== Goal A ==
Show every line of the entries below that contains the string "europea", copying each line in full.

== Source document ==
begin
It will use as much RAM as it needs. Slow database stuff is ALMOST always
caused by disk i/o not CPU/RAM issues.
 
Joseph said:
Or design issues. :-)

Well yes, but poor design usually manifests itself as more disk activity
than otherwise would be necessary and it is the additional disk activity
that makes it slow (and LAN traffic if networked).
 
What happens is that windows itself becomes a large disk cache, and thus the
data stays in ram anyway.

I don't think that ms-access benefits much from having a HUGE amount of ram.
It certainly can use a big chunk, but after that, it is the disk cache that
will keep the data in memory...not ms-access. (the time to transfer from
disk cache to ms-access database is very small anyway).

You don't mention what size of files you are working with (i.e.:how many
records etc.).

Access works very well with small files of 100,000 records.

And example of amazing performance follows

Lets assume a typical products database and we want to keep
inventory..

Lets assume 500 products in the product table. = 500 records

Lets assume that we had 5 stock taking days where we added stock to EACH
product 5 TIMES this year.
(so, each stock item was re-stocked 5 times during the year. Note that the
sample given design allows for price changes as new stock arrives).


That now means that our Inventory table has 2500 records.

Lets also assume that each Inventory item has 50 orders in the invoices
(order details) table on average.


That now means our Orders Details table has 50 * 2500 = 125,000 records.


So, what we want to do is calculate quantity on hand.

So, we got 125,000 detail records, and 2500 inventory items (and 500
products.

Remember, in a modern system, we do NOT store the quality on hand, but must
calculate it on the fly.

The beauty of this approach is that I can then simply delete, or add, or
modify
records, and the totals for inventory is always 100% correct.

Further, I can just paint away with the
forms designer and build sub forms etc for invoice details where users
can enter the quantity ordered. Again, no special code is needed to
update the inventory stocks since I *CALCULATE* it on the fly
when needed.

That means the sql has to join up all records that belong to each
product..and sum them, and then subtract the quantities in the
invoice details.

Time to total up all of the in-stock records (that is running sql
statements to total all Inventory additions less all those 125,000 order
details to come up with a total for EACH product.???

On a average pc today, ms-access will total up and generate the quality on
hand for those 125,000 detail of is LESS then 1 second. (this time
includes the matching, adding, and subtracting of all orders in the system).
end
== Given records ==
begin
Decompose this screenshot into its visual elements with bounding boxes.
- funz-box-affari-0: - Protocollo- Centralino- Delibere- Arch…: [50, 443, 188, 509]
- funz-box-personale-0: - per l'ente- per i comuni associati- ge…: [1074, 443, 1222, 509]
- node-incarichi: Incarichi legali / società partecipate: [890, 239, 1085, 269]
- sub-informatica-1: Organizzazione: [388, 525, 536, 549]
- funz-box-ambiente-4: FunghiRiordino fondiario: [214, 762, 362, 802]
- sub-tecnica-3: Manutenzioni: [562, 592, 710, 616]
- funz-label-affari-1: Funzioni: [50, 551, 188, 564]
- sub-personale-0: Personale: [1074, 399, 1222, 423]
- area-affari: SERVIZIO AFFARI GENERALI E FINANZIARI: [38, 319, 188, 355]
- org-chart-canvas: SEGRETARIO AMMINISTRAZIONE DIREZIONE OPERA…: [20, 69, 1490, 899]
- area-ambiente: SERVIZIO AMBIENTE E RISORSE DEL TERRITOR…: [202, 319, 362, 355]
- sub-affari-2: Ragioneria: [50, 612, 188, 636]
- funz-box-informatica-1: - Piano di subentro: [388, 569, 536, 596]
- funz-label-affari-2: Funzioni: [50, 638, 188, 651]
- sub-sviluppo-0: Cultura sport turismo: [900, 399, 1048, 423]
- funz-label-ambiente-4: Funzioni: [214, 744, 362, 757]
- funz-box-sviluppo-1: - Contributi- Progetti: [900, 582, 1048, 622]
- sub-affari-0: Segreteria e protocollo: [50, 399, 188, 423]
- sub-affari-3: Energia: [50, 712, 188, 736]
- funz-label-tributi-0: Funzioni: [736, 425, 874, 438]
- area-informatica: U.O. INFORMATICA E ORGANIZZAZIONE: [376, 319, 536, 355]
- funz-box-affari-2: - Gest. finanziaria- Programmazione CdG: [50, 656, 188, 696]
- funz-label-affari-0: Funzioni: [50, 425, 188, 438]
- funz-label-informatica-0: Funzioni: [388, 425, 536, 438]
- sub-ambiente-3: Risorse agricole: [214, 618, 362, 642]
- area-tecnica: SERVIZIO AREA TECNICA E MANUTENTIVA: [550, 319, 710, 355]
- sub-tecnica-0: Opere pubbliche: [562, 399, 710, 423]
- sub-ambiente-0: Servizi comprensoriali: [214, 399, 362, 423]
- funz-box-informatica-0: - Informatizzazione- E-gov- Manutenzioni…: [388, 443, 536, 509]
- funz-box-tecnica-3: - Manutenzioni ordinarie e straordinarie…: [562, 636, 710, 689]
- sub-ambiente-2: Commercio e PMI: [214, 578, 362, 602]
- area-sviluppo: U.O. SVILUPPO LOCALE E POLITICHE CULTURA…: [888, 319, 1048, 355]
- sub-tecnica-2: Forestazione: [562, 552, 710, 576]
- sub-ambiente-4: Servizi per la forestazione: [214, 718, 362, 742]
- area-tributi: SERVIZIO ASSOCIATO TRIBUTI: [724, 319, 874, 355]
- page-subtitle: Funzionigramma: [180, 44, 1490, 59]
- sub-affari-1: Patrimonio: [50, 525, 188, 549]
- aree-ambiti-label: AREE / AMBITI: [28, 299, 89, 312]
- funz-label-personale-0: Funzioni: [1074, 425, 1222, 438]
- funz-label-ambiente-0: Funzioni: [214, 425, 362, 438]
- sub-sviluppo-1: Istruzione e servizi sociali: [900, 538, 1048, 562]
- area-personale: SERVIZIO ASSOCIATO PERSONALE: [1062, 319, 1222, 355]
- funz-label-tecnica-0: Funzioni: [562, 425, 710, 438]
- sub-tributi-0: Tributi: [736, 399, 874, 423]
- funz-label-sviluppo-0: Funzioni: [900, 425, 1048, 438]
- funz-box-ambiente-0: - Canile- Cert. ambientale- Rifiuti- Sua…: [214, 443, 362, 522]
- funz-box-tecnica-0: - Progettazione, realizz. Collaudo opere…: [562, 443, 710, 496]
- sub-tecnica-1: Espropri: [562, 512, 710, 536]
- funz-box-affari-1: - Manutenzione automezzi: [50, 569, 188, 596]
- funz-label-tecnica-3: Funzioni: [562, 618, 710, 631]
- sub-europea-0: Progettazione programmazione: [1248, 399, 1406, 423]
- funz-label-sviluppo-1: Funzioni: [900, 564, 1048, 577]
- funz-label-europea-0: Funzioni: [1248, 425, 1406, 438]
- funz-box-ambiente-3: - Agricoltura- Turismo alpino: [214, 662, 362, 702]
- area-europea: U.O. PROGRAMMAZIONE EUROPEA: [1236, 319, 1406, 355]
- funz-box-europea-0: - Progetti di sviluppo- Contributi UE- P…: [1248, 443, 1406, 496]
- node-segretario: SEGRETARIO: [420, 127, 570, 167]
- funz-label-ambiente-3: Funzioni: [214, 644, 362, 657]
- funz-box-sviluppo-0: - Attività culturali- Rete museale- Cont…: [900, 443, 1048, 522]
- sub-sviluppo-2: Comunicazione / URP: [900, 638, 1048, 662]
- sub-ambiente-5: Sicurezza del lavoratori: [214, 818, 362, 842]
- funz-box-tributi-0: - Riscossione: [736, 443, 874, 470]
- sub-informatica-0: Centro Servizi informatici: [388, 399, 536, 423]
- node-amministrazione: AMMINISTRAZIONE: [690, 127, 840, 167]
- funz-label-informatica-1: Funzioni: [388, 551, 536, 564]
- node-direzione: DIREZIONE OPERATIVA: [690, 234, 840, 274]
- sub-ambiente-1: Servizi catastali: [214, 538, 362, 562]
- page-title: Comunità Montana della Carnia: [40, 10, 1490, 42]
end
== Goal B ==
In the post on Access database performance, translate the sentence "Access works very well with small files of 100,000 records." into French.

== Full solution A ==
- sub-europea-0: Progettazione programmazione: [1248, 399, 1406, 423]
- funz-label-europea-0: Funzioni: [1248, 425, 1406, 438]
- area-europea: U.O. PROGRAMMAZIONE EUROPEA: [1236, 319, 1406, 355]
- funz-box-europea-0: - Progetti di sviluppo- Contributi UE- P…: [1248, 443, 1406, 496]

== Full solution B ==
Access fonctionne très bien avec de petits fichiers de 100 000 enregistrements.